#### Provided records
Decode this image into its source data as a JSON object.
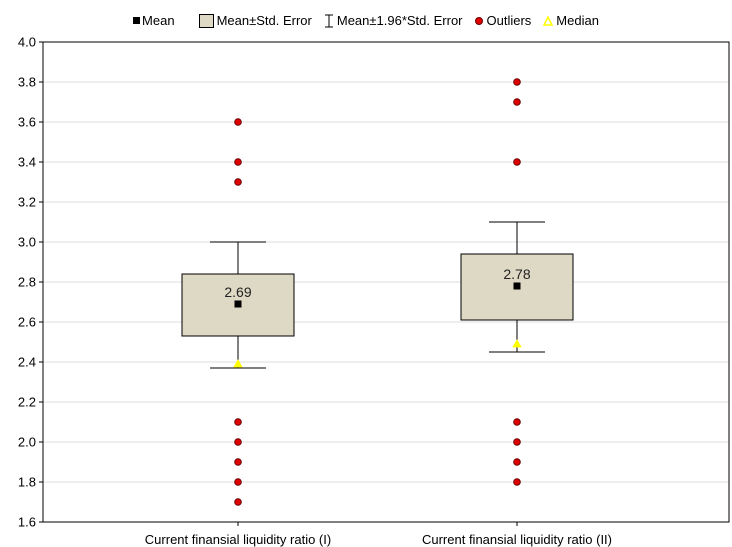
{
  "legend": {
    "mean": "Mean",
    "box": "Mean±Std. Error",
    "whisker": "Mean±1.96*Std. Error",
    "outliers": "Outliers",
    "median": "Median"
  },
  "colors": {
    "box_fill": "#ddd9c4",
    "outlier": "#e00000",
    "median": "#ffff00",
    "grid": "#dddddd"
  },
  "chart_data": {
    "type": "box",
    "title": "",
    "xlabel": "",
    "ylabel": "",
    "ylim": [
      1.6,
      4.0
    ],
    "yticks": [
      "4.0",
      "3.8",
      "3.6",
      "3.4",
      "3.2",
      "3.0",
      "2.8",
      "2.6",
      "2.4",
      "2.2",
      "2.0",
      "1.8",
      "1.6"
    ],
    "grid": true,
    "legend_position": "top",
    "categories": [
      "Current finansial liquidity ratio (I)",
      "Current finansial liquidity ratio (II)"
    ],
    "series": [
      {
        "category": "Current finansial liquidity ratio (I)",
        "mean": 2.69,
        "mean_label": "2.69",
        "box_low": 2.53,
        "box_high": 2.84,
        "whisker_low": 2.37,
        "whisker_high": 3.0,
        "median": 2.39,
        "outliers": [
          3.6,
          3.4,
          3.3,
          2.1,
          2.0,
          1.9,
          1.8,
          1.7
        ]
      },
      {
        "category": "Current finansial liquidity ratio (II)",
        "mean": 2.78,
        "mean_label": "2.78",
        "box_low": 2.61,
        "box_high": 2.94,
        "whisker_low": 2.45,
        "whisker_high": 3.1,
        "median": 2.49,
        "outliers": [
          3.8,
          3.7,
          3.4,
          2.1,
          2.0,
          1.9,
          1.8
        ]
      }
    ]
  }
}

#### Short exercise
Omit each picture, then return all of the listing exactly as it stands.

#### The output
Decode this image into its source data as a JSON object.
{
  "legend": {
    "mean": "Mean",
    "box": "Mean±Std. Error",
    "whisker": "Mean±1.96*Std. Error",
    "outliers": "Outliers",
    "median": "Median"
  },
  "colors": {
    "box_fill": "#ddd9c4",
    "outlier": "#e00000",
    "median": "#ffff00",
    "grid": "#dddddd"
  },
  "chart_data": {
    "type": "box",
    "title": "",
    "xlabel": "",
    "ylabel": "",
    "ylim": [
      1.6,
      4.0
    ],
    "yticks": [
      "4.0",
      "3.8",
      "3.6",
      "3.4",
      "3.2",
      "3.0",
      "2.8",
      "2.6",
      "2.4",
      "2.2",
      "2.0",
      "1.8",
      "1.6"
    ],
    "grid": true,
    "legend_position": "top",
    "categories": [
      "Current finansial liquidity ratio (I)",
      "Current finansial liquidity ratio (II)"
    ],
    "series": [
      {
        "category": "Current finansial liquidity ratio (I)",
        "mean": 2.69,
        "mean_label": "2.69",
        "box_low": 2.53,
        "box_high": 2.84,
        "whisker_low": 2.37,
        "whisker_high": 3.0,
        "median": 2.39,
        "outliers": [
          3.6,
          3.4,
          3.3,
          2.1,
          2.0,
          1.9,
          1.8,
          1.7
        ]
      },
      {
        "category": "Current finansial liquidity ratio (II)",
        "mean": 2.78,
        "mean_label": "2.78",
        "box_low": 2.61,
        "box_high": 2.94,
        "whisker_low": 2.45,
        "whisker_high": 3.1,
        "median": 2.49,
        "outliers": [
          3.8,
          3.7,
          3.4,
          2.1,
          2.0,
          1.9,
          1.8
        ]
      }
    ]
  }
}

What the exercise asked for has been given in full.